- [Texte extrait]
###

Alors que le mouvement pro-démocratie a pris de l’ampleur samedi, les manifestants hongkongais se sont rués sur l'application FireChat, qui permet de communiquer même lorsqu’il n’y a plus de réseau.
"Il y a des policiers habillés en civil qui accostent les manifestants pour leur dire de faire attention" ou "Il est possible que la police utilise des lances à incendie pour disperser la foule". C'est le type de messages que les manifestants s’échangeaient, dimanche 28 septembre, à Hong Kong. Mais ils ne proviennent pas de Twitter, WhatsApp ou Facebook. Ils ont été envoyés via une application de messagerie beaucoup moins connue du grand public : FireChat.
Depuis ce week-end, ce petit programme, disponible sur iPhone et Android, connaît un succès fulgurant au sein du mouvement pro-démocratie, qui s’oppose à une réforme du suffrage universel de cette ancienne colonie britannique. En cette période agitée, FireChat est même devenue l’application la plus populaire à Hong Kong sur iPhone devant WhatsApp, WeChat, Twitter et consorts. “Il y a eu 100 000 téléchargements en 24 heures rien qu’à Hong Kong, c’est un record absolu, généralement il y a 100 000 nouveaux utilisateurs par jour dans le monde entier”, souligne Christophe Daligault, vice-président d’Open Garden, la société californienne qui édite ce logiciel pour smartphone. FireChat, qui n'existe que depuis fin mars 2014, est donc rapidement devenue un incontournable à Hong Kong.

###

[Données d'analyse structurée de la page]
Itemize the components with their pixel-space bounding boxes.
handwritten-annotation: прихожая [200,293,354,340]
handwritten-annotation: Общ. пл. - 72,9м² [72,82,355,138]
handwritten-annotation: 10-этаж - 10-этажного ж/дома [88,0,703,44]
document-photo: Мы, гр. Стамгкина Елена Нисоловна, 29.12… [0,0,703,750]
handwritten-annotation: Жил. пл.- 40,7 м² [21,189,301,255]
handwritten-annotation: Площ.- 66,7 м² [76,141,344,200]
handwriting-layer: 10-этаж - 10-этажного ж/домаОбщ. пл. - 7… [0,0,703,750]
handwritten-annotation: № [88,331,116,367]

###

- [Tâche à accomplir] En une à trois phrases, expliquez pourquoi l'article sur FireChat conclut que l'application est rapidement devenue un incontournable à Hong Kong. Les enregistrements constituent un matériau distinct du texte.

- [Réponse au problème] L'application a été téléchargée 100 000 fois en 24 heures à Hong Kong seulement, un record absolu, alors qu'elle compte généralement 100 000 nouveaux utilisateurs par jour dans le monde entier. Elle est même devenue l'application la plus populaire à Hong Kong sur iPhone, devant WhatsApp, WeChat et Twitter, alors qu'elle n'existe que depuis fin mars 2014.